'''

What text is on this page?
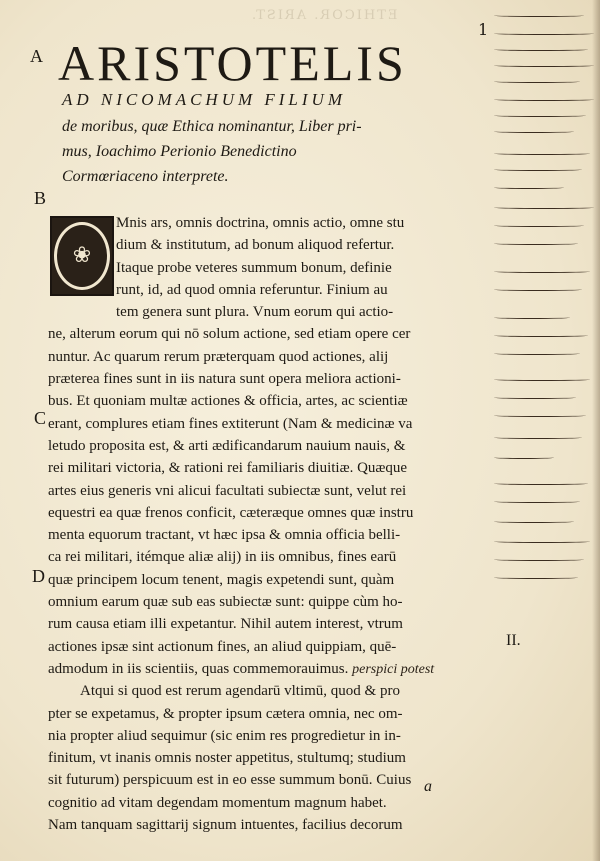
ETHICOR. ARIST.
1
A
B
C
D
ARISTOTELIS
AD NICOMACHUM FILIUM
de moribus, quæ Ethica nominantur, Liber pri-
mus, Ioachimo Perionio Benedictino
Cormœriaceno interprete.
❀
Mnis ars, omnis doctrina, omnis actio, omne stu
dium & institutum, ad bonum aliquod refertur.
Itaque probe veteres summum bonum, definie
runt, id, ad quod omnia referuntur. Finium au
tem genera sunt plura. Vnum eorum qui actio-
ne, alterum eorum qui nō solum actione, sed etiam opere cer
nuntur. Ac quarum rerum præterquam quod actiones, alij
præterea fines sunt in iis natura sunt opera meliora actioni-
bus. Et quoniam multæ actiones & officia, artes, ac scientiæ
erant, complures etiam fines extiterunt (Nam & medicinæ va
letudo proposita est, & arti ædificandarum nauium nauis, &
rei militari victoria, & rationi rei familiaris diuitiæ. Quæque
artes eius generis vni alicui facultati subiectæ sunt, velut rei
equestri ea quæ frenos conficit, cæteræque omnes quæ instru
menta equorum tractant, vt hæc ipsa & omnia officia belli-
ca rei militari, itémque aliæ alij) in iis omnibus, fines earū
quæ principem locum tenent, magis expetendi sunt, quàm
omnium earum quæ sub eas subiectæ sunt: quippe cùm ho-
rum causa etiam illi expetantur. Nihil autem interest, vtrum
actiones ipsæ sint actionum fines, an aliud quippiam, quē-
admodum in iis scientiis, quas commemorauimus. perspici potest
Atqui si quod est rerum agendarū vltimū, quod & pro
pter se expetamus, & propter ipsum cætera omnia, nec om-
nia propter aliud sequimur (sic enim res progredietur in in-
finitum, vt inanis omnis noster appetitus, stultumq; studium
sit futurum) perspicuum est in eo esse summum bonū. Cuius
cognitio ad vitam degendam momentum magnum habet.
Nam tanquam sagittarij signum intuentes, facilius decorum
II.
a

'''

→ **Exercise goal**
Copy out every line of the listing that contains the string "propter".

→ **Worked answer**
pter se expetamus, & propter ipsum cætera omnia, nec om-
nia propter aliud sequimur (sic enim res progredietur in in-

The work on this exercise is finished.